--- Exercise ---
Quote every line as given.

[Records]
---

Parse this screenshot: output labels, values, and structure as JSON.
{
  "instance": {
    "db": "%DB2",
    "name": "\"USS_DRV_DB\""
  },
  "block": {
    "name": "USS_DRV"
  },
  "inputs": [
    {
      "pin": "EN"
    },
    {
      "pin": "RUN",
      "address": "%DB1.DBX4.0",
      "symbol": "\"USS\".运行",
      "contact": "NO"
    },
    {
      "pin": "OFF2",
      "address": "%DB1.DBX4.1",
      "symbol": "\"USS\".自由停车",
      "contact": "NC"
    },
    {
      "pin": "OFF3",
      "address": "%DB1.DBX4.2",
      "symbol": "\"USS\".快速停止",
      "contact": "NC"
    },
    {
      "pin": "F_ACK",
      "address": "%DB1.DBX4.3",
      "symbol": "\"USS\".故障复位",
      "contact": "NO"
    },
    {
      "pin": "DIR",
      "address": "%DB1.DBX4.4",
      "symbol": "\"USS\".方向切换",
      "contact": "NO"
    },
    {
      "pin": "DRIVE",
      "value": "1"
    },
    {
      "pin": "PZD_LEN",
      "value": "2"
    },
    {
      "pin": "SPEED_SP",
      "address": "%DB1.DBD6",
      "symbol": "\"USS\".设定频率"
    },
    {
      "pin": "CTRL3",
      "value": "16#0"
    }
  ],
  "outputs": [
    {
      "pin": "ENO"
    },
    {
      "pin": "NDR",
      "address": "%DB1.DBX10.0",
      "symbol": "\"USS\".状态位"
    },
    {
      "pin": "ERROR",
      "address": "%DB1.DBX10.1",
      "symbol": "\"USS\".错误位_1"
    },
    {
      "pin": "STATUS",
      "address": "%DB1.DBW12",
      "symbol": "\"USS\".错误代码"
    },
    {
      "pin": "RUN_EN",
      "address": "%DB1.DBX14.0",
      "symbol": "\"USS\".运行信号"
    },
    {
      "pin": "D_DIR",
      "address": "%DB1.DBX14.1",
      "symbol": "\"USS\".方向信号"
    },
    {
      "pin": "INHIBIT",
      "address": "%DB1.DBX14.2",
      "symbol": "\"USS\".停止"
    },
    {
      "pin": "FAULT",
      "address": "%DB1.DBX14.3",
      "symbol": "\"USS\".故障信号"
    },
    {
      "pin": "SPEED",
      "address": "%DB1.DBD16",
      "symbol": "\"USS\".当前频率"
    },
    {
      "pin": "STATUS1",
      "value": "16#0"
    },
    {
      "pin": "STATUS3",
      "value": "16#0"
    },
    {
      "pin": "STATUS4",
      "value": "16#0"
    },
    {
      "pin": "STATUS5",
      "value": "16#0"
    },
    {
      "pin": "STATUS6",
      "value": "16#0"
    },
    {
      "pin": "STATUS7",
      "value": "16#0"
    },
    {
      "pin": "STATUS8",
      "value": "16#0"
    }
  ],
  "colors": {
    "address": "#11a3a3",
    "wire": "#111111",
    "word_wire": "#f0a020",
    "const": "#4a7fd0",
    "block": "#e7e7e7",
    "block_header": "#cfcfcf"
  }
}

---

--- Exercise result ---
Parse this screenshot: output labels, values, and structure as JSON.
{
  "instance": {
    "db": "%DB2",
    "name": "\"USS_DRV_DB\""
  },
  "block": {
    "name": "USS_DRV"
  },
  "inputs": [
    {
      "pin": "EN"
    },
    {
      "pin": "RUN",
      "address": "%DB1.DBX4.0",
      "symbol": "\"USS\".运行",
      "contact": "NO"
    },
    {
      "pin": "OFF2",
      "address": "%DB1.DBX4.1",
      "symbol": "\"USS\".自由停车",
      "contact": "NC"
    },
    {
      "pin": "OFF3",
      "address": "%DB1.DBX4.2",
      "symbol": "\"USS\".快速停止",
      "contact": "NC"
    },
    {
      "pin": "F_ACK",
      "address": "%DB1.DBX4.3",
      "symbol": "\"USS\".故障复位",
      "contact": "NO"
    },
    {
      "pin": "DIR",
      "address": "%DB1.DBX4.4",
      "symbol": "\"USS\".方向切换",
      "contact": "NO"
    },
    {
      "pin": "DRIVE",
      "value": "1"
    },
    {
      "pin": "PZD_LEN",
      "value": "2"
    },
    {
      "pin": "SPEED_SP",
      "address": "%DB1.DBD6",
      "symbol": "\"USS\".设定频率"
    },
    {
      "pin": "CTRL3",
      "value": "16#0"
    }
  ],
  "outputs": [
    {
      "pin": "ENO"
    },
    {
      "pin": "NDR",
      "address": "%DB1.DBX10.0",
      "symbol": "\"USS\".状态位"
    },
    {
      "pin": "ERROR",
      "address": "%DB1.DBX10.1",
      "symbol": "\"USS\".错误位_1"
    },
    {
      "pin": "STATUS",
      "address": "%DB1.DBW12",
      "symbol": "\"USS\".错误代码"
    },
    {
      "pin": "RUN_EN",
      "address": "%DB1.DBX14.0",
      "symbol": "\"USS\".运行信号"
    },
    {
      "pin": "D_DIR",
      "address": "%DB1.DBX14.1",
      "symbol": "\"USS\".方向信号"
    },
    {
      "pin": "INHIBIT",
      "address": "%DB1.DBX14.2",
      "symbol": "\"USS\".停止"
    },
    {
      "pin": "FAULT",
      "address": "%DB1.DBX14.3",
      "symbol": "\"USS\".故障信号"
    },
    {
      "pin": "SPEED",
      "address": "%DB1.DBD16",
      "symbol": "\"USS\".当前频率"
    },
    {
      "pin": "STATUS1",
      "value": "16#0"
    },
    {
      "pin": "STATUS3",
      "value": "16#0"
    },
    {
      "pin": "STATUS4",
      "value": "16#0"
    },
    {
      "pin": "STATUS5",
      "value": "16#0"
    },
    {
      "pin": "STATUS6",
      "value": "16#0"
    },
    {
      "pin": "STATUS7",
      "value": "16#0"
    },
    {
      "pin": "STATUS8",
      "value": "16#0"
    }
  ],
  "colors": {
    "address": "#11a3a3",
    "wire": "#111111",
    "word_wire": "#f0a020",
    "const": "#4a7fd0",
    "block": "#e7e7e7",
    "block_header": "#cfcfcf"
  }
}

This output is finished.